# Actions à mener
1) Dans le texte sur le concours Béton et eau, recopiez le passage qui commence aux mots « Trois ingénieurs aquitains remportent le » et s'arrête après « de l’édition 2020. », en renommant « lauréats » en « gagnants ».
2) Dans le texte sur le concours Béton et eau, de quel établissement viennent les trois étudiants désignés lauréats ?

EPISODE 7 : Béton et eau, une pluie de solutions

EPISODE 7 : Béton et eau, une pluie de solutions

Trois ingénieurs aquitains remportent le trophée de l'édition 2020 du concours Prospective et Innovation à l'attention des écoles d'ingénieurs sur le thème Béton et eau"

Au terme des délibérations du jury, composé de professionnels adhérents au SNBPE, de CIMBETON et de professionnels de l’enseignement du Génie Civil, ce sont Louis Durieublanc, Edward Moscrop et Yohan Naumer, 3 étudiants de l'ISA BTP : Institut Supérieur Aquitain du Bâtiment et des Travaux Publics, qui ont été désignés lauréats de l’édition 2020.

L’équipe s’est penchée sur la question de la gestion de l’eau pluviale et le basculement qui peut être opéré pour que, quittant son statut de nuisance, elle devienne ressource. Le béton peut jouer un rôle capital dans cette valorisation grâce à ses propriétés uniques et aux avancées de la recherche et du développement dans ce domaine. Louis, Edward et Yohan proposent ainsi diverses innovations telles que des zones tampons pour éviter l’engorgement des stations d’épuration pendant les fortes pluies, construites avec un béton permettant la dépollution de l’eau, ou encore la création d’un béton capacitif dont les caractéristiques permettraient, par électro statisme, de produire de l’électricité avec l’écoulement des eaux de pluie.

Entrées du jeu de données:
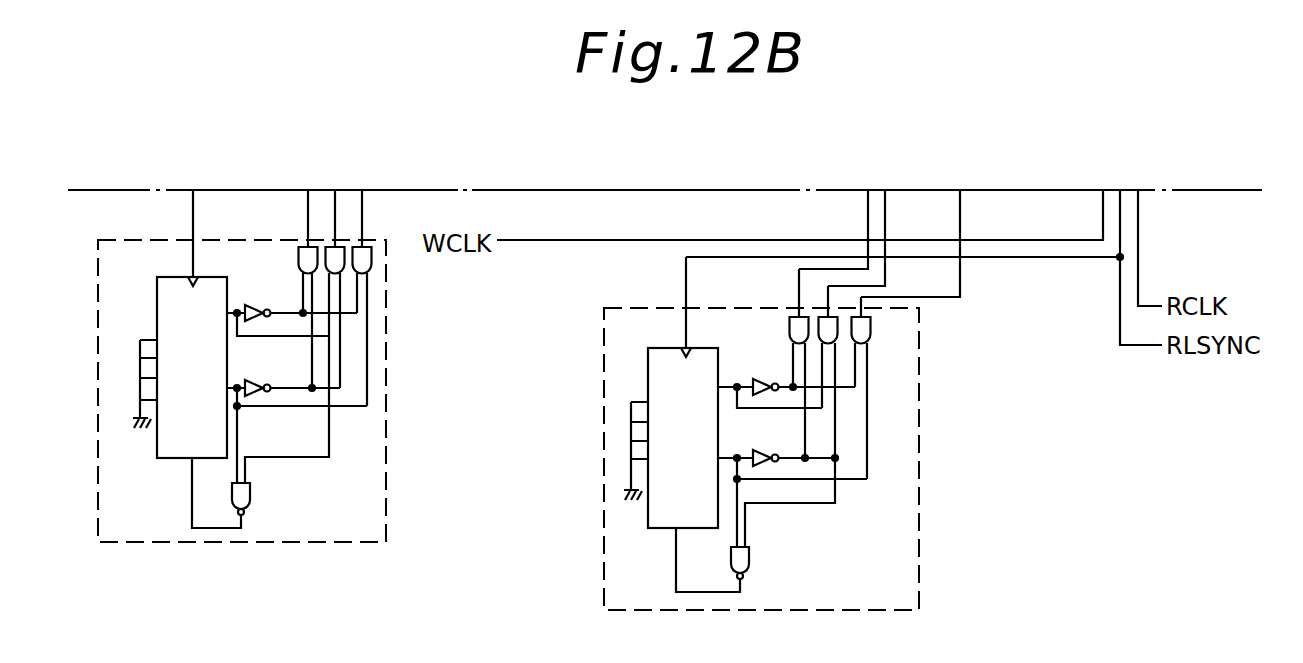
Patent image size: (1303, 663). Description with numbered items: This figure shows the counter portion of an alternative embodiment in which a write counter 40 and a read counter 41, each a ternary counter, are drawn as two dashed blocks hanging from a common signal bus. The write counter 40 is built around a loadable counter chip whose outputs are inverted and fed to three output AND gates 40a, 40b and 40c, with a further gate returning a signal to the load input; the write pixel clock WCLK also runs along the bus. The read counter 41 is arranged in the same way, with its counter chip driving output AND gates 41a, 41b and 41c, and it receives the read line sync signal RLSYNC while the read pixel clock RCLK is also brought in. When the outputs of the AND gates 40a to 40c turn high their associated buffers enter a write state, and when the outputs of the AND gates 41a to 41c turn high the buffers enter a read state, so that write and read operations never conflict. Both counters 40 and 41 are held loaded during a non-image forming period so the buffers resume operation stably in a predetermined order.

The write counter 40 is at (282, 366).
The output AND gate 40a is at (300, 263).
The output AND gate 40b is at (338, 272).
The output AND gate 40c is at (373, 266).
The read counter 41 is at (807, 400).
The output AND gate 41a is at (790, 333).
The output AND gate 41b is at (836, 338).
The output AND gate 41c is at (871, 334).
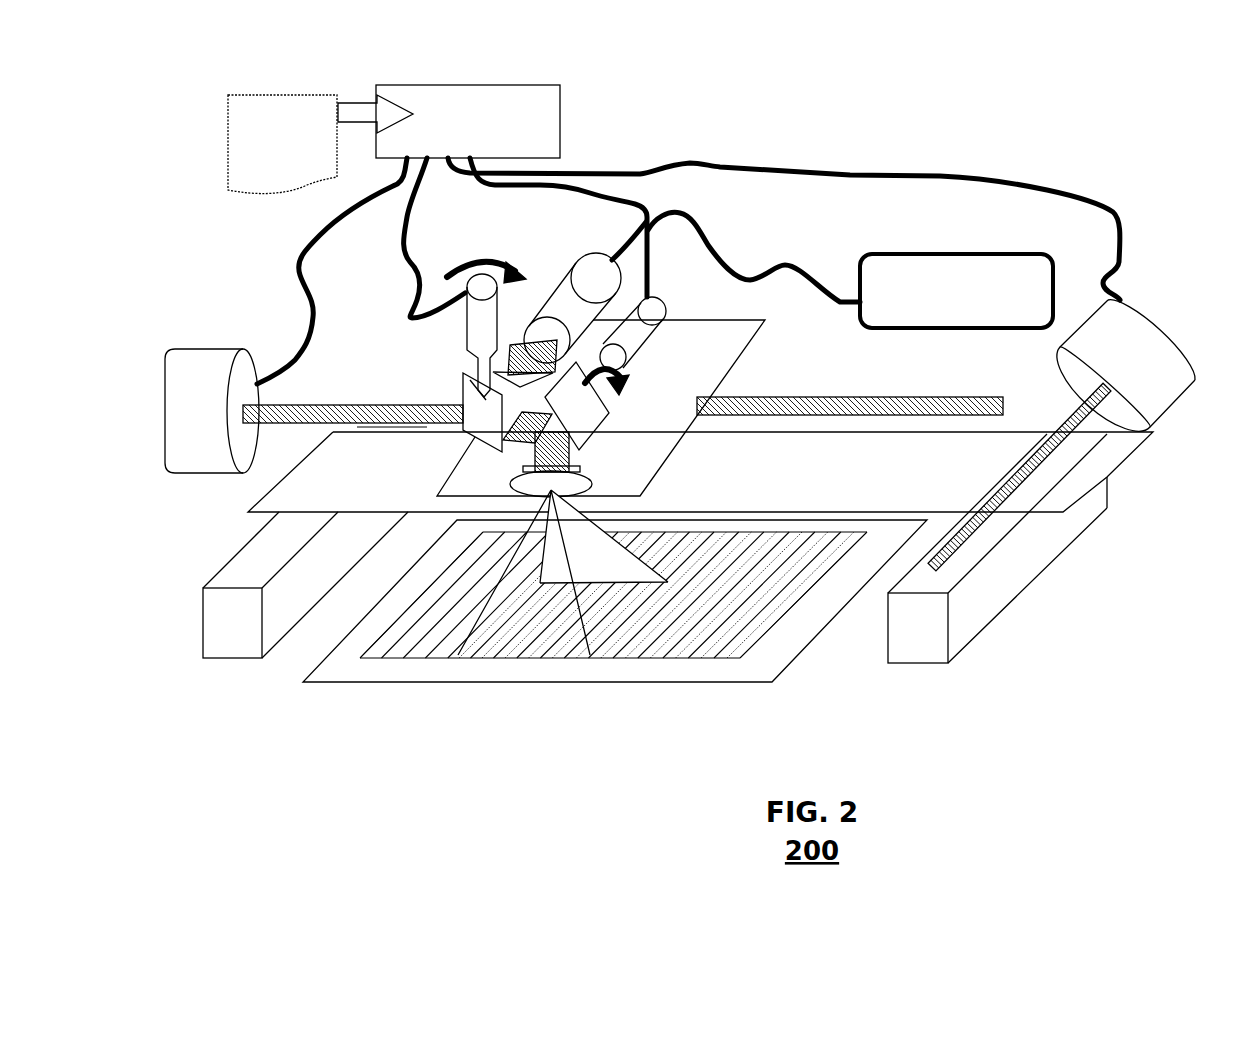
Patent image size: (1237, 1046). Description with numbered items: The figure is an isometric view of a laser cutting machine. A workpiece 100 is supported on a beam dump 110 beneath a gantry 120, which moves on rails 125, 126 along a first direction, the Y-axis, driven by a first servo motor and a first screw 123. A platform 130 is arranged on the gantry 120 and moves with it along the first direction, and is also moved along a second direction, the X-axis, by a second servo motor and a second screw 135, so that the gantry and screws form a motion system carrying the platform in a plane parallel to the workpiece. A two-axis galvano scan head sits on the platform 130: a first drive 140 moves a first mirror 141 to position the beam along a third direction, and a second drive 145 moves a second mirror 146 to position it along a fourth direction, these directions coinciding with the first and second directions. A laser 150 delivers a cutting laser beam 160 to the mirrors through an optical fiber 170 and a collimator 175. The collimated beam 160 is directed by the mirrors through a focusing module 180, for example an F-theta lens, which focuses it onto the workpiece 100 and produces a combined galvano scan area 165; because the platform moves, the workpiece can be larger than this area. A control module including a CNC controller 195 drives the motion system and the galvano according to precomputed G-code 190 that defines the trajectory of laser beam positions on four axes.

# Réponses fournies
1)
Trois ingénieurs aquitains remportent le trophée de l'édition 2020 du concours Prospective et Innovation à l'attention des écoles d'ingénieurs sur le thème Béton et eau"

Au terme des délibérations du jury, composé de professionnels adhérents au SNBPE, de CIMBETON et de professionnels de l’enseignement du Génie Civil, ce sont Louis Durieublanc, Edward Moscrop et Yohan Naumer, 3 étudiants de l'ISA BTP : Institut Supérieur Aquitain du Bâtiment et des Travaux Publics, qui ont été désignés gagnants de l’édition 2020.

2) De l'ISA BTP, l'Institut Supérieur Aquitain du Bâtiment et des Travaux Publics.